What you are asked to do>
Once the data has been read, restate all of it exactly.
---
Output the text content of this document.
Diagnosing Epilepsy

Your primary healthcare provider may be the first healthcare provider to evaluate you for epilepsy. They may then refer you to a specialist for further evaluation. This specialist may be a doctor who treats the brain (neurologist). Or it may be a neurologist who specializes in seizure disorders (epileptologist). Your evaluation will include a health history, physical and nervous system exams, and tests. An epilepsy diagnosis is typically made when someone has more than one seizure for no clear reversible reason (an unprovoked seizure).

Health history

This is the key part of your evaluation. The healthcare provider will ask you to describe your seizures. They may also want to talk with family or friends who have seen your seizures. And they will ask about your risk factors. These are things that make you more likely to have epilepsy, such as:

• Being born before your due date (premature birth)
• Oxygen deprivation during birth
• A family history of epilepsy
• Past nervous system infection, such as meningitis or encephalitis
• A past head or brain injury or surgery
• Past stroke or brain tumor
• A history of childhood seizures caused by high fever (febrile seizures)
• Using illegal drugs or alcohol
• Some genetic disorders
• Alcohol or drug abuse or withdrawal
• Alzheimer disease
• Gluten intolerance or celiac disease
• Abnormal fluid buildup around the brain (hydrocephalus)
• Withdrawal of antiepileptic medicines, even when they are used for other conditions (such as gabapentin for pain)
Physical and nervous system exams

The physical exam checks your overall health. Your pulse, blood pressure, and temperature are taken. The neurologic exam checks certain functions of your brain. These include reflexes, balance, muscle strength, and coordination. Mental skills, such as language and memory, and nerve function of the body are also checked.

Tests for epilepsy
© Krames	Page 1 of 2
---
Result for this exercise>
Output the text content of this document.
Diagnosing Epilepsy

Your primary healthcare provider may be the first healthcare provider to evaluate you for epilepsy. They may then refer you to a specialist for further evaluation. This specialist may be a doctor who treats the brain (neurologist). Or it may be a neurologist who specializes in seizure disorders (epileptologist). Your evaluation will include a health history, physical and nervous system exams, and tests. An epilepsy diagnosis is typically made when someone has more than one seizure for no clear reversible reason (an unprovoked seizure).

Health history

This is the key part of your evaluation. The healthcare provider will ask you to describe your seizures. They may also want to talk with family or friends who have seen your seizures. And they will ask about your risk factors. These are things that make you more likely to have epilepsy, such as:

• Being born before your due date (premature birth)
• Oxygen deprivation during birth
• A family history of epilepsy
• Past nervous system infection, such as meningitis or encephalitis
• A past head or brain injury or surgery
• Past stroke or brain tumor
• A history of childhood seizures caused by high fever (febrile seizures)
• Using illegal drugs or alcohol
• Some genetic disorders
• Alcohol or drug abuse or withdrawal
• Alzheimer disease
• Gluten intolerance or celiac disease
• Abnormal fluid buildup around the brain (hydrocephalus)
• Withdrawal of antiepileptic medicines, even when they are used for other conditions (such as gabapentin for pain)
Physical and nervous system exams

The physical exam checks your overall health. Your pulse, blood pressure, and temperature are taken. The neurologic exam checks certain functions of your brain. These include reflexes, balance, muscle strength, and coordination. Mental skills, such as language and memory, and nerve function of the body are also checked.

Tests for epilepsy
© Krames	Page 1 of 2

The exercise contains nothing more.